* START Data *

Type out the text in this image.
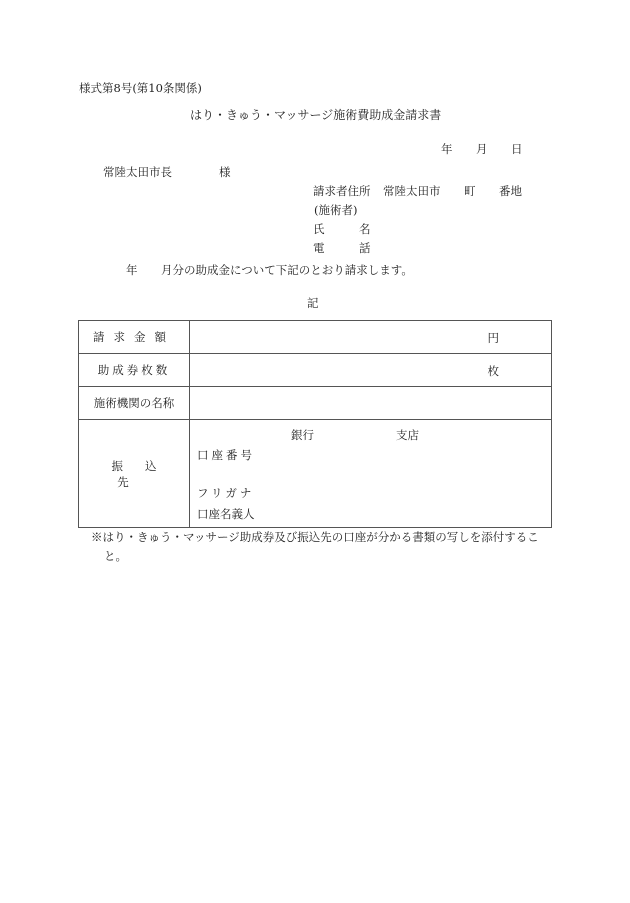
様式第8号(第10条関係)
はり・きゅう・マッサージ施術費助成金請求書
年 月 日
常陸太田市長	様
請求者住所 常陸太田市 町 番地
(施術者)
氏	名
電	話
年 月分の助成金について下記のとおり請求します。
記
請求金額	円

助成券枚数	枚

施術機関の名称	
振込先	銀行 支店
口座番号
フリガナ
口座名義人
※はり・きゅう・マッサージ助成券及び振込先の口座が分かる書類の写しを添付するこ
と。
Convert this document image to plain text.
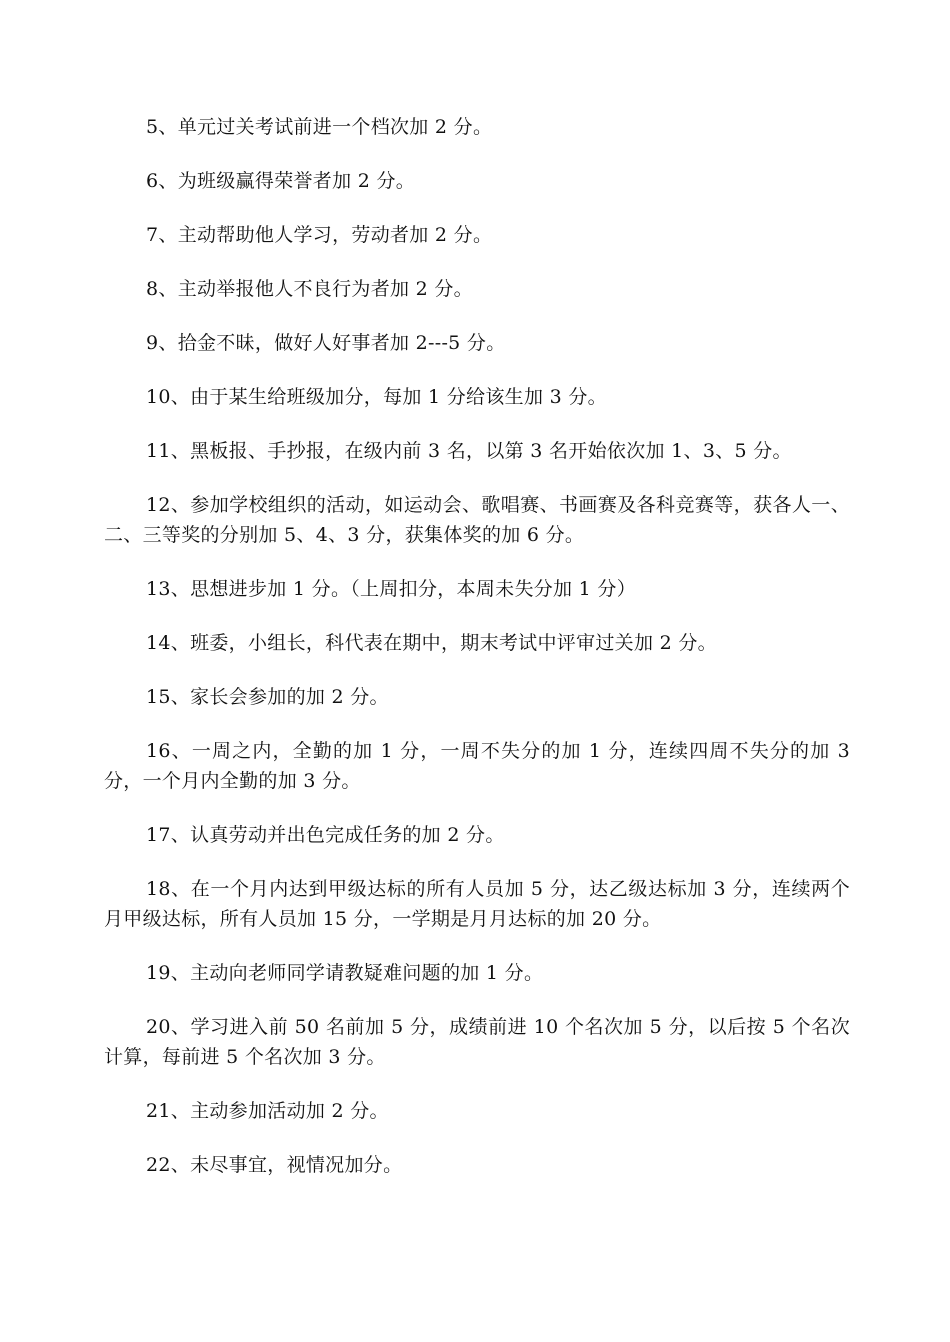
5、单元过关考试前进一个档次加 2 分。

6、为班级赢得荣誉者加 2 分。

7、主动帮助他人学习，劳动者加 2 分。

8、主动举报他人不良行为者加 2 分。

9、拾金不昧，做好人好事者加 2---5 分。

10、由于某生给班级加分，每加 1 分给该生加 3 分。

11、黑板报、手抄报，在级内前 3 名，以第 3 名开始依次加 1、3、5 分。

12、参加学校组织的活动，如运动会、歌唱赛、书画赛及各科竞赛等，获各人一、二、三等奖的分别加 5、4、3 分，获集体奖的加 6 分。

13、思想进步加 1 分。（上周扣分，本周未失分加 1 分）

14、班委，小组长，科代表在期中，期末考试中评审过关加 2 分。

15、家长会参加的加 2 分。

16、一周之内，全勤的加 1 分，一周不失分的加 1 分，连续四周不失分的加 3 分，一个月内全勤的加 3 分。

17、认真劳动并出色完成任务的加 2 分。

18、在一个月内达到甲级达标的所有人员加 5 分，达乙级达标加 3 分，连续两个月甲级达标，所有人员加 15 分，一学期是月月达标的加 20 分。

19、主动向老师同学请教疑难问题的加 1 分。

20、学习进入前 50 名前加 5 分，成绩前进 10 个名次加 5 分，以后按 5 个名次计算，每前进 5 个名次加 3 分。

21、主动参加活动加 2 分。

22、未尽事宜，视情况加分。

* END Data *

Pictures are not part of the copy; output everything else in the records exactly.

Type out the text in this image.
様式第8号(第10条関係)
はり・きゅう・マッサージ施術費助成金請求書
年 月 日
常陸太田市長	様
請求者住所 常陸太田市 町 番地
(施術者)
氏	名
電	話
年 月分の助成金について下記のとおり請求します。
記
請求金額	円

助成券枚数	枚

施術機関の名称	
振込先	銀行 支店
口座番号
フリガナ
口座名義人
※はり・きゅう・マッサージ助成券及び振込先の口座が分かる書類の写しを添付するこ
と。
Convert this document image to plain text.
5、单元过关考试前进一个档次加 2 分。

6、为班级赢得荣誉者加 2 分。

7、主动帮助他人学习，劳动者加 2 分。

8、主动举报他人不良行为者加 2 分。

9、拾金不昧，做好人好事者加 2---5 分。

10、由于某生给班级加分，每加 1 分给该生加 3 分。

11、黑板报、手抄报，在级内前 3 名，以第 3 名开始依次加 1、3、5 分。

12、参加学校组织的活动，如运动会、歌唱赛、书画赛及各科竞赛等，获各人一、二、三等奖的分别加 5、4、3 分，获集体奖的加 6 分。

13、思想进步加 1 分。（上周扣分，本周未失分加 1 分）

14、班委，小组长，科代表在期中，期末考试中评审过关加 2 分。

15、家长会参加的加 2 分。

16、一周之内，全勤的加 1 分，一周不失分的加 1 分，连续四周不失分的加 3 分，一个月内全勤的加 3 分。

17、认真劳动并出色完成任务的加 2 分。

18、在一个月内达到甲级达标的所有人员加 5 分，达乙级达标加 3 分，连续两个月甲级达标，所有人员加 15 分，一学期是月月达标的加 20 分。

19、主动向老师同学请教疑难问题的加 1 分。

20、学习进入前 50 名前加 5 分，成绩前进 10 个名次加 5 分，以后按 5 个名次计算，每前进 5 个名次加 3 分。

21、主动参加活动加 2 分。

22、未尽事宜，视情况加分。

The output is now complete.